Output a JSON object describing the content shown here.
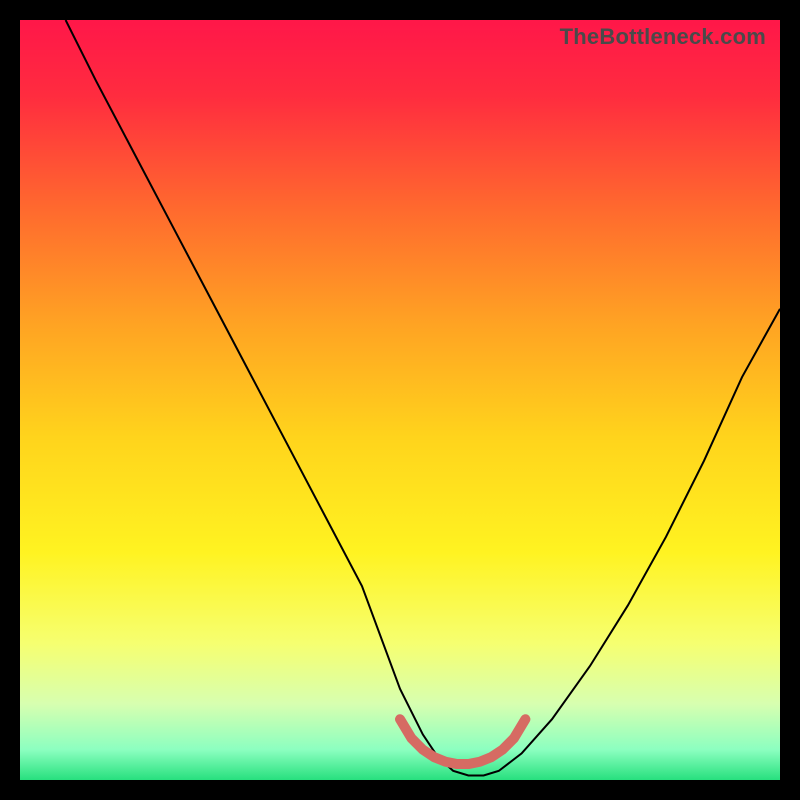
{
  "watermark_text": "TheBottleneck.com",
  "chart_data": {
    "type": "line",
    "title": "",
    "xlabel": "",
    "ylabel": "",
    "xlim": [
      0,
      100
    ],
    "ylim": [
      0,
      100
    ],
    "grid": false,
    "legend": false,
    "background": {
      "type": "vertical_gradient",
      "stops": [
        {
          "pos": 0.0,
          "color": "#ff1749"
        },
        {
          "pos": 0.1,
          "color": "#ff2c3f"
        },
        {
          "pos": 0.25,
          "color": "#ff6a2e"
        },
        {
          "pos": 0.4,
          "color": "#ffa323"
        },
        {
          "pos": 0.55,
          "color": "#ffd41c"
        },
        {
          "pos": 0.7,
          "color": "#fff321"
        },
        {
          "pos": 0.82,
          "color": "#f6ff70"
        },
        {
          "pos": 0.9,
          "color": "#d7ffb0"
        },
        {
          "pos": 0.96,
          "color": "#8cffc0"
        },
        {
          "pos": 1.0,
          "color": "#27e07e"
        }
      ]
    },
    "series": [
      {
        "name": "bottleneck-curve",
        "color": "#000000",
        "stroke_width": 2,
        "x": [
          6,
          10,
          15,
          20,
          25,
          30,
          35,
          40,
          45,
          50,
          53,
          55,
          57,
          59,
          61,
          63,
          66,
          70,
          75,
          80,
          85,
          90,
          95,
          100
        ],
        "y": [
          100,
          92,
          82.5,
          73,
          63.5,
          54,
          44.5,
          35,
          25.5,
          12,
          6,
          3,
          1.2,
          0.6,
          0.6,
          1.2,
          3.5,
          8,
          15,
          23,
          32,
          42,
          53,
          62
        ]
      },
      {
        "name": "flat-bottom-marker",
        "color": "#d66b63",
        "stroke_width": 10,
        "linecap": "round",
        "x": [
          50.0,
          51.5,
          53.0,
          54.5,
          56.0,
          57.5,
          59.0,
          60.5,
          62.0,
          63.5,
          65.0,
          66.5
        ],
        "y": [
          8.0,
          5.5,
          4.0,
          3.0,
          2.4,
          2.1,
          2.1,
          2.4,
          3.0,
          4.0,
          5.5,
          8.0
        ]
      }
    ]
  }
}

STATED PROBLEM>
Extract each line holding the string "name".

EXERCISE ANSWER>
        "name": "bottleneck-curve",
        "name": "flat-bottom-marker",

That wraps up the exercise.